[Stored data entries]

____________

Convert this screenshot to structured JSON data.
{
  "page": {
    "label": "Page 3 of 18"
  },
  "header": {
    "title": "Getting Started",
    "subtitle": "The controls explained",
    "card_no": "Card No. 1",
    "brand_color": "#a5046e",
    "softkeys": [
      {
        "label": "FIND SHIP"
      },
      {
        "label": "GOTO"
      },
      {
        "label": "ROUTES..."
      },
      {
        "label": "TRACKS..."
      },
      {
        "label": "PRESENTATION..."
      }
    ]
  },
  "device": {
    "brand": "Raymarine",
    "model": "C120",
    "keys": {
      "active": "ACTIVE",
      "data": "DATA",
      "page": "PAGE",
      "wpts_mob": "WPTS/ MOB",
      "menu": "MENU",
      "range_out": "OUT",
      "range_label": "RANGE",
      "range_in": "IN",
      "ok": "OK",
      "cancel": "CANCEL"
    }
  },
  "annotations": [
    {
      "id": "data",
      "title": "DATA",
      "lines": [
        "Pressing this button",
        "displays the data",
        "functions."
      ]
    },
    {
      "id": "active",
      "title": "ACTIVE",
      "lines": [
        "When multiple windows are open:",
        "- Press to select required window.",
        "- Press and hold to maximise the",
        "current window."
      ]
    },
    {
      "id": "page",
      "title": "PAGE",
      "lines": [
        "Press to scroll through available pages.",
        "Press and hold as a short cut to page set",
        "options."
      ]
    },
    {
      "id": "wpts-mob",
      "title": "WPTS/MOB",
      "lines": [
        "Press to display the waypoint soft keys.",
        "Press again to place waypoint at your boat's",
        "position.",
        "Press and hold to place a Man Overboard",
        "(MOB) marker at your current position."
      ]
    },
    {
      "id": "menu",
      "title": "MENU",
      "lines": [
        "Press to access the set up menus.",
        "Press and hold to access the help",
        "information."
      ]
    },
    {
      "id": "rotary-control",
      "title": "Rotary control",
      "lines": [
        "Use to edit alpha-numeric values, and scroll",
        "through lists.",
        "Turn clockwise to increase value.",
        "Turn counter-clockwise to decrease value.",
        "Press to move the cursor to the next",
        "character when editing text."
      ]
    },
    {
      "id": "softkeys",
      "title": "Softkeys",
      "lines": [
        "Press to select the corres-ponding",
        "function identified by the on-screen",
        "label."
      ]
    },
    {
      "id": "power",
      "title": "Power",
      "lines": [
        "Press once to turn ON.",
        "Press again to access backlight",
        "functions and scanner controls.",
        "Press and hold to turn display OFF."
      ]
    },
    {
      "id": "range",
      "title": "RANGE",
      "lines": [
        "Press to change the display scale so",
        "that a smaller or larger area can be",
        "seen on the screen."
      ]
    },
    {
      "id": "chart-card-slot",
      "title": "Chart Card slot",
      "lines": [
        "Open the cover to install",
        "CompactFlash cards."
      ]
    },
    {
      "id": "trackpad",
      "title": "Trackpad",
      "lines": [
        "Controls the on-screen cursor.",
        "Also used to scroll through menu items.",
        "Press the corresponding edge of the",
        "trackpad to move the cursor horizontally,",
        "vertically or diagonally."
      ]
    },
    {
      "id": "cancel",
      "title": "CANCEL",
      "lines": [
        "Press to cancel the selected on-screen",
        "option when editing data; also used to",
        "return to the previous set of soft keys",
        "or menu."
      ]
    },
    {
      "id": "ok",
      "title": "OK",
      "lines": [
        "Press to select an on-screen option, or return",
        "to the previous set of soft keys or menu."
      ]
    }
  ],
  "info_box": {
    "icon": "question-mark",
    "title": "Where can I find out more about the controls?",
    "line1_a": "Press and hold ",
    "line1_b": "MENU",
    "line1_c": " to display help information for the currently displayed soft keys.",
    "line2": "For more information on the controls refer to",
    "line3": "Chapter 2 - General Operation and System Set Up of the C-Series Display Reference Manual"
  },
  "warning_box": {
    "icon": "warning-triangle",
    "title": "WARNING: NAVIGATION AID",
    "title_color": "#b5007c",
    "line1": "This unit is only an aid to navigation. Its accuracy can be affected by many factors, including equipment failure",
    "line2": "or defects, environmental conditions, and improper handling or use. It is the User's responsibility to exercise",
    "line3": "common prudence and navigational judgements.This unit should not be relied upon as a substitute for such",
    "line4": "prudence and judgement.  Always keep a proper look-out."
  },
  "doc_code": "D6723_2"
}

____________

Go through the records above and set each one down exactly, please.

Convert this screenshot to structured JSON data.
{
  "page": {
    "label": "Page 3 of 18"
  },
  "header": {
    "title": "Getting Started",
    "subtitle": "The controls explained",
    "card_no": "Card No. 1",
    "brand_color": "#a5046e",
    "softkeys": [
      {
        "label": "FIND SHIP"
      },
      {
        "label": "GOTO"
      },
      {
        "label": "ROUTES..."
      },
      {
        "label": "TRACKS..."
      },
      {
        "label": "PRESENTATION..."
      }
    ]
  },
  "device": {
    "brand": "Raymarine",
    "model": "C120",
    "keys": {
      "active": "ACTIVE",
      "data": "DATA",
      "page": "PAGE",
      "wpts_mob": "WPTS/ MOB",
      "menu": "MENU",
      "range_out": "OUT",
      "range_label": "RANGE",
      "range_in": "IN",
      "ok": "OK",
      "cancel": "CANCEL"
    }
  },
  "annotations": [
    {
      "id": "data",
      "title": "DATA",
      "lines": [
        "Pressing this button",
        "displays the data",
        "functions."
      ]
    },
    {
      "id": "active",
      "title": "ACTIVE",
      "lines": [
        "When multiple windows are open:",
        "- Press to select required window.",
        "- Press and hold to maximise the",
        "current window."
      ]
    },
    {
      "id": "page",
      "title": "PAGE",
      "lines": [
        "Press to scroll through available pages.",
        "Press and hold as a short cut to page set",
        "options."
      ]
    },
    {
      "id": "wpts-mob",
      "title": "WPTS/MOB",
      "lines": [
        "Press to display the waypoint soft keys.",
        "Press again to place waypoint at your boat's",
        "position.",
        "Press and hold to place a Man Overboard",
        "(MOB) marker at your current position."
      ]
    },
    {
      "id": "menu",
      "title": "MENU",
      "lines": [
        "Press to access the set up menus.",
        "Press and hold to access the help",
        "information."
      ]
    },
    {
      "id": "rotary-control",
      "title": "Rotary control",
      "lines": [
        "Use to edit alpha-numeric values, and scroll",
        "through lists.",
        "Turn clockwise to increase value.",
        "Turn counter-clockwise to decrease value.",
        "Press to move the cursor to the next",
        "character when editing text."
      ]
    },
    {
      "id": "softkeys",
      "title": "Softkeys",
      "lines": [
        "Press to select the corres-ponding",
        "function identified by the on-screen",
        "label."
      ]
    },
    {
      "id": "power",
      "title": "Power",
      "lines": [
        "Press once to turn ON.",
        "Press again to access backlight",
        "functions and scanner controls.",
        "Press and hold to turn display OFF."
      ]
    },
    {
      "id": "range",
      "title": "RANGE",
      "lines": [
        "Press to change the display scale so",
        "that a smaller or larger area can be",
        "seen on the screen."
      ]
    },
    {
      "id": "chart-card-slot",
      "title": "Chart Card slot",
      "lines": [
        "Open the cover to install",
        "CompactFlash cards."
      ]
    },
    {
      "id": "trackpad",
      "title": "Trackpad",
      "lines": [
        "Controls the on-screen cursor.",
        "Also used to scroll through menu items.",
        "Press the corresponding edge of the",
        "trackpad to move the cursor horizontally,",
        "vertically or diagonally."
      ]
    },
    {
      "id": "cancel",
      "title": "CANCEL",
      "lines": [
        "Press to cancel the selected on-screen",
        "option when editing data; also used to",
        "return to the previous set of soft keys",
        "or menu."
      ]
    },
    {
      "id": "ok",
      "title": "OK",
      "lines": [
        "Press to select an on-screen option, or return",
        "to the previous set of soft keys or menu."
      ]
    }
  ],
  "info_box": {
    "icon": "question-mark",
    "title": "Where can I find out more about the controls?",
    "line1_a": "Press and hold ",
    "line1_b": "MENU",
    "line1_c": " to display help information for the currently displayed soft keys.",
    "line2": "For more information on the controls refer to",
    "line3": "Chapter 2 - General Operation and System Set Up of the C-Series Display Reference Manual"
  },
  "warning_box": {
    "icon": "warning-triangle",
    "title": "WARNING: NAVIGATION AID",
    "title_color": "#b5007c",
    "line1": "This unit is only an aid to navigation. Its accuracy can be affected by many factors, including equipment failure",
    "line2": "or defects, environmental conditions, and improper handling or use. It is the User's responsibility to exercise",
    "line3": "common prudence and navigational judgements.This unit should not be relied upon as a substitute for such",
    "line4": "prudence and judgement.  Always keep a proper look-out."
  },
  "doc_code": "D6723_2"
}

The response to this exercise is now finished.